[start of Records shown]
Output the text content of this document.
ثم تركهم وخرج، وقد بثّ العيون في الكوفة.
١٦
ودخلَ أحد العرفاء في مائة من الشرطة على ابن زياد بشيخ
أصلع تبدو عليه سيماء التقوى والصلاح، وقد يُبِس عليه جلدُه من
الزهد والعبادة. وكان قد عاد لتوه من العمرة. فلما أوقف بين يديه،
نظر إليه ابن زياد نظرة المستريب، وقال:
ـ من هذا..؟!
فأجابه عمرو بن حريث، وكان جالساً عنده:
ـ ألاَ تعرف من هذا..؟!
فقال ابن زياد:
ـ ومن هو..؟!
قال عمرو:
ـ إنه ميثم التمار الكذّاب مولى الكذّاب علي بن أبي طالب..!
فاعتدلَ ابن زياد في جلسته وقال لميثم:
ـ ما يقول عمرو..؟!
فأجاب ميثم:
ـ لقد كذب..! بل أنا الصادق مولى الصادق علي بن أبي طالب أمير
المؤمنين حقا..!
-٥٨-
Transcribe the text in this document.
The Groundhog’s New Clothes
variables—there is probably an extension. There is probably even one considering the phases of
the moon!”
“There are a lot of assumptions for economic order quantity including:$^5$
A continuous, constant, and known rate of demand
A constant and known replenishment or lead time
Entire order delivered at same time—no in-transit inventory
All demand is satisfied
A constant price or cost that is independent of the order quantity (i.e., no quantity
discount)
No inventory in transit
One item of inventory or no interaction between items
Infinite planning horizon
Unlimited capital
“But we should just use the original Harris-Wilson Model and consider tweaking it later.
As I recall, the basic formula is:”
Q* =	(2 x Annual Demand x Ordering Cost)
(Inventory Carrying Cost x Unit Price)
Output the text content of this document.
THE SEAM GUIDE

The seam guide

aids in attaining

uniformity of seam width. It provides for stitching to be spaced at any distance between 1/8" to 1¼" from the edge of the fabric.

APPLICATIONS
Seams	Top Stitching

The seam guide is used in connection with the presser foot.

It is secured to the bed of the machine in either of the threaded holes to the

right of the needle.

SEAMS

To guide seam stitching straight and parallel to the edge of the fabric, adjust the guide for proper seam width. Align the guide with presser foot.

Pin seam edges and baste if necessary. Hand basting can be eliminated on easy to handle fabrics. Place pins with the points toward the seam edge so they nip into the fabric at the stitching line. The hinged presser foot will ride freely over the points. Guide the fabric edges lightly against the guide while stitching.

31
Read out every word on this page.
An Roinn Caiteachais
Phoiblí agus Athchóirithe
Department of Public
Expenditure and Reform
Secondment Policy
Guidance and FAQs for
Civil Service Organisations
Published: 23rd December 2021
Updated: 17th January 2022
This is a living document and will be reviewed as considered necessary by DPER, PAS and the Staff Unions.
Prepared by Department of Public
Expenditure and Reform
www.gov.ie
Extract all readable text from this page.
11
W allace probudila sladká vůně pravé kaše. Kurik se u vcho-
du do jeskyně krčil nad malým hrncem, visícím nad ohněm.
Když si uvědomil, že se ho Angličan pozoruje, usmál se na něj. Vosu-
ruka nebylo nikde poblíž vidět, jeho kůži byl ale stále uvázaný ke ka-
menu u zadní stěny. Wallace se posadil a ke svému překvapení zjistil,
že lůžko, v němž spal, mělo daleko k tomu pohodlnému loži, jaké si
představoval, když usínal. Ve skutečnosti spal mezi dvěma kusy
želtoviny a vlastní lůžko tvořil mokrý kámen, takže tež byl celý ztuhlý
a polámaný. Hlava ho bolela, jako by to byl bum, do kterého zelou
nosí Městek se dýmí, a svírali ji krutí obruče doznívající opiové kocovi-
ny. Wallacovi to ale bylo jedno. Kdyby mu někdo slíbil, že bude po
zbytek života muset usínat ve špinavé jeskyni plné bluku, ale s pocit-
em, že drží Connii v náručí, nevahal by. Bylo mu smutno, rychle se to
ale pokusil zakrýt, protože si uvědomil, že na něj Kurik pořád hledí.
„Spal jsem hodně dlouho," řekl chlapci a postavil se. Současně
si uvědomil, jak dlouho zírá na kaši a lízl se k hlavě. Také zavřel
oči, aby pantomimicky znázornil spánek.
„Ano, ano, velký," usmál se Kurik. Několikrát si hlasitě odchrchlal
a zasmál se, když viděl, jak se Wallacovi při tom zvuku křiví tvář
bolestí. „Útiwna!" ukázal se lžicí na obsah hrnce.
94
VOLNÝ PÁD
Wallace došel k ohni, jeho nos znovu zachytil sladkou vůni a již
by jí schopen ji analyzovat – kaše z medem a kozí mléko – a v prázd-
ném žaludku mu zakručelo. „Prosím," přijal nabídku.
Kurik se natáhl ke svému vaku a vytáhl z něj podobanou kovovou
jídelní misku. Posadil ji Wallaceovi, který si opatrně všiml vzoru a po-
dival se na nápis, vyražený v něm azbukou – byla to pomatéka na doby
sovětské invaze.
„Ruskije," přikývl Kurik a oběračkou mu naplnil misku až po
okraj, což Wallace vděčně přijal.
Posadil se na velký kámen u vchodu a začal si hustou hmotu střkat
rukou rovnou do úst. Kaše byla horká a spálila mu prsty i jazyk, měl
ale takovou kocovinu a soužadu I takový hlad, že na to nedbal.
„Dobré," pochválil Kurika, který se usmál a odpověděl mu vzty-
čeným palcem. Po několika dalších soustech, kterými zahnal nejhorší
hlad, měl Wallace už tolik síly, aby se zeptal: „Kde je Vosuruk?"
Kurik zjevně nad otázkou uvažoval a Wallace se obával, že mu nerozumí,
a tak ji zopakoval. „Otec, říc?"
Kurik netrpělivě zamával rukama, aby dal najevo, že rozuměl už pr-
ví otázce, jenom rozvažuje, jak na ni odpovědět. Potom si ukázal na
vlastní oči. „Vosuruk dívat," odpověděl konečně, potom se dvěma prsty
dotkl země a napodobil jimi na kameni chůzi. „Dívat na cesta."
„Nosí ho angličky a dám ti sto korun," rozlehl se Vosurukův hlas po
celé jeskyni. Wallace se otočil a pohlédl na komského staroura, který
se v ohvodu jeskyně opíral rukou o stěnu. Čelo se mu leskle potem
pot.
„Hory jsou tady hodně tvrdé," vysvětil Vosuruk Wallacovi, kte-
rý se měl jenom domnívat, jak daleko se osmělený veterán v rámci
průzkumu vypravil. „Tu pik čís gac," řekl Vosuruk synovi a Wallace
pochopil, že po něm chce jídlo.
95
[end of Records shown]
Requirements>
Copy each line of the data above without altering a single character.

Response>
Output the text content of this document.
ثم تركهم وخرج، وقد بثّ العيون في الكوفة.
١٦
ودخلَ أحد العرفاء في مائة من الشرطة على ابن زياد بشيخ
أصلع تبدو عليه سيماء التقوى والصلاح، وقد يُبِس عليه جلدُه من
الزهد والعبادة. وكان قد عاد لتوه من العمرة. فلما أوقف بين يديه،
نظر إليه ابن زياد نظرة المستريب، وقال:
ـ من هذا..؟!
فأجابه عمرو بن حريث، وكان جالساً عنده:
ـ ألاَ تعرف من هذا..؟!
فقال ابن زياد:
ـ ومن هو..؟!
قال عمرو:
ـ إنه ميثم التمار الكذّاب مولى الكذّاب علي بن أبي طالب..!
فاعتدلَ ابن زياد في جلسته وقال لميثم:
ـ ما يقول عمرو..؟!
فأجاب ميثم:
ـ لقد كذب..! بل أنا الصادق مولى الصادق علي بن أبي طالب أمير
المؤمنين حقا..!
-٥٨-
Transcribe the text in this document.
The Groundhog’s New Clothes
variables—there is probably an extension. There is probably even one considering the phases of
the moon!”
“There are a lot of assumptions for economic order quantity including:$^5$
A continuous, constant, and known rate of demand
A constant and known replenishment or lead time
Entire order delivered at same time—no in-transit inventory
All demand is satisfied
A constant price or cost that is independent of the order quantity (i.e., no quantity
discount)
No inventory in transit
One item of inventory or no interaction between items
Infinite planning horizon
Unlimited capital
“But we should just use the original Harris-Wilson Model and consider tweaking it later.
As I recall, the basic formula is:”
Q* =	(2 x Annual Demand x Ordering Cost)
(Inventory Carrying Cost x Unit Price)
Output the text content of this document.
THE SEAM GUIDE

The seam guide

aids in attaining

uniformity of seam width. It provides for stitching to be spaced at any distance between 1/8" to 1¼" from the edge of the fabric.

APPLICATIONS
Seams	Top Stitching

The seam guide is used in connection with the presser foot.

It is secured to the bed of the machine in either of the threaded holes to the

right of the needle.

SEAMS

To guide seam stitching straight and parallel to the edge of the fabric, adjust the guide for proper seam width. Align the guide with presser foot.

Pin seam edges and baste if necessary. Hand basting can be eliminated on easy to handle fabrics. Place pins with the points toward the seam edge so they nip into the fabric at the stitching line. The hinged presser foot will ride freely over the points. Guide the fabric edges lightly against the guide while stitching.

31
Read out every word on this page.
An Roinn Caiteachais
Phoiblí agus Athchóirithe
Department of Public
Expenditure and Reform
Secondment Policy
Guidance and FAQs for
Civil Service Organisations
Published: 23rd December 2021
Updated: 17th January 2022
This is a living document and will be reviewed as considered necessary by DPER, PAS and the Staff Unions.
Prepared by Department of Public
Expenditure and Reform
www.gov.ie
Extract all readable text from this page.
11
W allace probudila sladká vůně pravé kaše. Kurik se u vcho-
du do jeskyně krčil nad malým hrncem, visícím nad ohněm.
Když si uvědomil, že se ho Angličan pozoruje, usmál se na něj. Vosu-
ruka nebylo nikde poblíž vidět, jeho kůži byl ale stále uvázaný ke ka-
menu u zadní stěny. Wallace se posadil a ke svému překvapení zjistil,
že lůžko, v němž spal, mělo daleko k tomu pohodlnému loži, jaké si
představoval, když usínal. Ve skutečnosti spal mezi dvěma kusy
želtoviny a vlastní lůžko tvořil mokrý kámen, takže tež byl celý ztuhlý
a polámaný. Hlava ho bolela, jako by to byl bum, do kterého zelou
nosí Městek se dýmí, a svírali ji krutí obruče doznívající opiové kocovi-
ny. Wallacovi to ale bylo jedno. Kdyby mu někdo slíbil, že bude po
zbytek života muset usínat ve špinavé jeskyni plné bluku, ale s pocit-
em, že drží Connii v náručí, nevahal by. Bylo mu smutno, rychle se to
ale pokusil zakrýt, protože si uvědomil, že na něj Kurik pořád hledí.
„Spal jsem hodně dlouho," řekl chlapci a postavil se. Současně
si uvědomil, jak dlouho zírá na kaši a lízl se k hlavě. Také zavřel
oči, aby pantomimicky znázornil spánek.
„Ano, ano, velký," usmál se Kurik. Několikrát si hlasitě odchrchlal
a zasmál se, když viděl, jak se Wallacovi při tom zvuku křiví tvář
bolestí. „Útiwna!" ukázal se lžicí na obsah hrnce.
94
VOLNÝ PÁD
Wallace došel k ohni, jeho nos znovu zachytil sladkou vůni a již
by jí schopen ji analyzovat – kaše z medem a kozí mléko – a v prázd-
ném žaludku mu zakručelo. „Prosím," přijal nabídku.
Kurik se natáhl ke svému vaku a vytáhl z něj podobanou kovovou
jídelní misku. Posadil ji Wallaceovi, který si opatrně všiml vzoru a po-
dival se na nápis, vyražený v něm azbukou – byla to pomatéka na doby
sovětské invaze.
„Ruskije," přikývl Kurik a oběračkou mu naplnil misku až po
okraj, což Wallace vděčně přijal.
Posadil se na velký kámen u vchodu a začal si hustou hmotu střkat
rukou rovnou do úst. Kaše byla horká a spálila mu prsty i jazyk, měl
ale takovou kocovinu a soužadu I takový hlad, že na to nedbal.
„Dobré," pochválil Kurika, který se usmál a odpověděl mu vzty-
čeným palcem. Po několika dalších soustech, kterými zahnal nejhorší
hlad, měl Wallace už tolik síly, aby se zeptal: „Kde je Vosuruk?"
Kurik zjevně nad otázkou uvažoval a Wallace se obával, že mu nerozumí,
a tak ji zopakoval. „Otec, říc?"
Kurik netrpělivě zamával rukama, aby dal najevo, že rozuměl už pr-
ví otázce, jenom rozvažuje, jak na ni odpovědět. Potom si ukázal na
vlastní oči. „Vosuruk dívat," odpověděl konečně, potom se dvěma prsty
dotkl země a napodobil jimi na kameni chůzi. „Dívat na cesta."
„Nosí ho angličky a dám ti sto korun," rozlehl se Vosurukův hlas po
celé jeskyni. Wallace se otočil a pohlédl na komského staroura, který
se v ohvodu jeskyně opíral rukou o stěnu. Čelo se mu leskle potem
pot.
„Hory jsou tady hodně tvrdé," vysvětil Vosuruk Wallacovi, kte-
rý se měl jenom domnívat, jak daleko se osmělený veterán v rámci
průzkumu vypravil. „Tu pik čís gac," řekl Vosuruk synovi a Wallace
pochopil, že po něm chce jídlo.
95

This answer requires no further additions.